* _Task description_: Your task is to copy the material exactly.

* _Records for processing_:
☆ ☆ ☆ ☆ ☆

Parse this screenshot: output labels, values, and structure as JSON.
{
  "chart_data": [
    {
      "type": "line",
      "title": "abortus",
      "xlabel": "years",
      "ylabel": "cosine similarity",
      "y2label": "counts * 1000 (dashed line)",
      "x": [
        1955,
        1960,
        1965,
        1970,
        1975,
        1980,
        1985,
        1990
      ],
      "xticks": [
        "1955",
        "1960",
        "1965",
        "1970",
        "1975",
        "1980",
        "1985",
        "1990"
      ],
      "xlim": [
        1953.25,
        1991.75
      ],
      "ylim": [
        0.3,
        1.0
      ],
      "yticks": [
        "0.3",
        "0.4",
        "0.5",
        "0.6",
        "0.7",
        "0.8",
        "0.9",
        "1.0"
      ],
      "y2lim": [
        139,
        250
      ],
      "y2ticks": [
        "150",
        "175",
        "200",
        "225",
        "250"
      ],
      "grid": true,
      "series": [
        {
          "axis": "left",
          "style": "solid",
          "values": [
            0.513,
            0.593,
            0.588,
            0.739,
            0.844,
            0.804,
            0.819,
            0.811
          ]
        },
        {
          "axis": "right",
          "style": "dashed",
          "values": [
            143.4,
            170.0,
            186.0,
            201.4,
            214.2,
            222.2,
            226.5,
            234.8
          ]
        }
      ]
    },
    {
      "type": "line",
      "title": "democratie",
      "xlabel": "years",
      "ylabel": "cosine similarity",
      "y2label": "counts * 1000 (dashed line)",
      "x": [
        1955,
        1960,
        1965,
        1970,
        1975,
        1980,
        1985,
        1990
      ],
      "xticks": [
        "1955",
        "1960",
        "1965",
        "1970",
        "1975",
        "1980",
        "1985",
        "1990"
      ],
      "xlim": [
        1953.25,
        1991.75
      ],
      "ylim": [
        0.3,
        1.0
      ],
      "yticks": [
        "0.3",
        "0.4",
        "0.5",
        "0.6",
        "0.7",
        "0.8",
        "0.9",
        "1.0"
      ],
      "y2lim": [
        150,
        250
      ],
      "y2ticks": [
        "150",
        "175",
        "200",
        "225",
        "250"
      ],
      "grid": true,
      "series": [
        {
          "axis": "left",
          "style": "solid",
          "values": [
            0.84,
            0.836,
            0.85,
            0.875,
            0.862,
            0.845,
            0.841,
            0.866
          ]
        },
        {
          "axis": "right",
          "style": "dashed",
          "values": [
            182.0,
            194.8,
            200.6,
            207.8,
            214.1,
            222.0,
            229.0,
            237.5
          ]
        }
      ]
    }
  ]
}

☆ ☆ ☆ ☆ ☆

* _Solution for this problem_:
Parse this screenshot: output labels, values, and structure as JSON.
{
  "chart_data": [
    {
      "type": "line",
      "title": "abortus",
      "xlabel": "years",
      "ylabel": "cosine similarity",
      "y2label": "counts * 1000 (dashed line)",
      "x": [
        1955,
        1960,
        1965,
        1970,
        1975,
        1980,
        1985,
        1990
      ],
      "xticks": [
        "1955",
        "1960",
        "1965",
        "1970",
        "1975",
        "1980",
        "1985",
        "1990"
      ],
      "xlim": [
        1953.25,
        1991.75
      ],
      "ylim": [
        0.3,
        1.0
      ],
      "yticks": [
        "0.3",
        "0.4",
        "0.5",
        "0.6",
        "0.7",
        "0.8",
        "0.9",
        "1.0"
      ],
      "y2lim": [
        139,
        250
      ],
      "y2ticks": [
        "150",
        "175",
        "200",
        "225",
        "250"
      ],
      "grid": true,
      "series": [
        {
          "axis": "left",
          "style": "solid",
          "values": [
            0.513,
            0.593,
            0.588,
            0.739,
            0.844,
            0.804,
            0.819,
            0.811
          ]
        },
        {
          "axis": "right",
          "style": "dashed",
          "values": [
            143.4,
            170.0,
            186.0,
            201.4,
            214.2,
            222.2,
            226.5,
            234.8
          ]
        }
      ]
    },
    {
      "type": "line",
      "title": "democratie",
      "xlabel": "years",
      "ylabel": "cosine similarity",
      "y2label": "counts * 1000 (dashed line)",
      "x": [
        1955,
        1960,
        1965,
        1970,
        1975,
        1980,
        1985,
        1990
      ],
      "xticks": [
        "1955",
        "1960",
        "1965",
        "1970",
        "1975",
        "1980",
        "1985",
        "1990"
      ],
      "xlim": [
        1953.25,
        1991.75
      ],
      "ylim": [
        0.3,
        1.0
      ],
      "yticks": [
        "0.3",
        "0.4",
        "0.5",
        "0.6",
        "0.7",
        "0.8",
        "0.9",
        "1.0"
      ],
      "y2lim": [
        150,
        250
      ],
      "y2ticks": [
        "150",
        "175",
        "200",
        "225",
        "250"
      ],
      "grid": true,
      "series": [
        {
          "axis": "left",
          "style": "solid",
          "values": [
            0.84,
            0.836,
            0.85,
            0.875,
            0.862,
            0.845,
            0.841,
            0.866
          ]
        },
        {
          "axis": "right",
          "style": "dashed",
          "values": [
            182.0,
            194.8,
            200.6,
            207.8,
            214.1,
            222.0,
            229.0,
            237.5
          ]
        }
      ]
    }
  ]
}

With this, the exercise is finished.